- Exercise brief: Identify every line in the records below that contains the word "season", and reproduce each one.

--

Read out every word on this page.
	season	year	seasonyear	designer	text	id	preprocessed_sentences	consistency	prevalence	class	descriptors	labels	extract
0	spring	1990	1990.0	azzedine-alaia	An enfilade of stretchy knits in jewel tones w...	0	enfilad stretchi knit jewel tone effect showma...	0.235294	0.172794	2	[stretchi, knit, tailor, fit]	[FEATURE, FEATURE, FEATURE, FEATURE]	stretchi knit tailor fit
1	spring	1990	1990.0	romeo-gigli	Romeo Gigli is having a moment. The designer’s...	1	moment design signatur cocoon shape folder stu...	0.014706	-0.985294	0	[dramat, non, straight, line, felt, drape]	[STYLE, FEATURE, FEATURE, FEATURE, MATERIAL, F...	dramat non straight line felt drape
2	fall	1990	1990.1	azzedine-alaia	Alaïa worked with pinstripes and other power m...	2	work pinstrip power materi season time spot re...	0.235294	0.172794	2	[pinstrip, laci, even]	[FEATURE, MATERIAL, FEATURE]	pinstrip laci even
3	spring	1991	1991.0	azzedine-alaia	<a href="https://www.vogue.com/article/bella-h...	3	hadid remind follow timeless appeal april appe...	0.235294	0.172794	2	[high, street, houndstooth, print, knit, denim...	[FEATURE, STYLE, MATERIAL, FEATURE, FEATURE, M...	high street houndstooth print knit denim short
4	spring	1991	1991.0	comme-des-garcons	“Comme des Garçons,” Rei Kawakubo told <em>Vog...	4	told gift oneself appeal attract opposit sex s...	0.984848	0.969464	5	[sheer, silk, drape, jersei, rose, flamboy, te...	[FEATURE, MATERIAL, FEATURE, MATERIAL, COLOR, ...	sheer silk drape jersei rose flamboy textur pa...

--

- Problem solution:
	season	year	seasonyear	designer	text	id	preprocessed_sentences	consistency	prevalence	class	descriptors	labels	extract
2	fall	1990	1990.1	azzedine-alaia	Alaïa worked with pinstripes and other power m...	2	work pinstrip power materi season time spot re...	0.235294	0.172794	2	[pinstrip, laci, even]	[FEATURE, MATERIAL, FEATURE]	pinstrip laci even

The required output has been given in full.